## [Written request]
Exact repetition is required: output every record in full.

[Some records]
--- Begin ---

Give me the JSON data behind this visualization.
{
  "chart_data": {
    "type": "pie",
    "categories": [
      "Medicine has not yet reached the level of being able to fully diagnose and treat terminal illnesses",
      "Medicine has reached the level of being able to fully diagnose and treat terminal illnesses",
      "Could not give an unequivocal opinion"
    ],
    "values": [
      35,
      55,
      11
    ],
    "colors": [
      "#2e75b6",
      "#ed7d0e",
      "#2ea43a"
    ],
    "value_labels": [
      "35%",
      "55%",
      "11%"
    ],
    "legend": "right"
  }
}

--- End ---

## [Solution to this exercise]
Give me the JSON data behind this visualization.
{
  "chart_data": {
    "type": "pie",
    "categories": [
      "Medicine has not yet reached the level of being able to fully diagnose and treat terminal illnesses",
      "Medicine has reached the level of being able to fully diagnose and treat terminal illnesses",
      "Could not give an unequivocal opinion"
    ],
    "values": [
      35,
      55,
      11
    ],
    "colors": [
      "#2e75b6",
      "#ed7d0e",
      "#2ea43a"
    ],
    "value_labels": [
      "35%",
      "55%",
      "11%"
    ],
    "legend": "right"
  }
}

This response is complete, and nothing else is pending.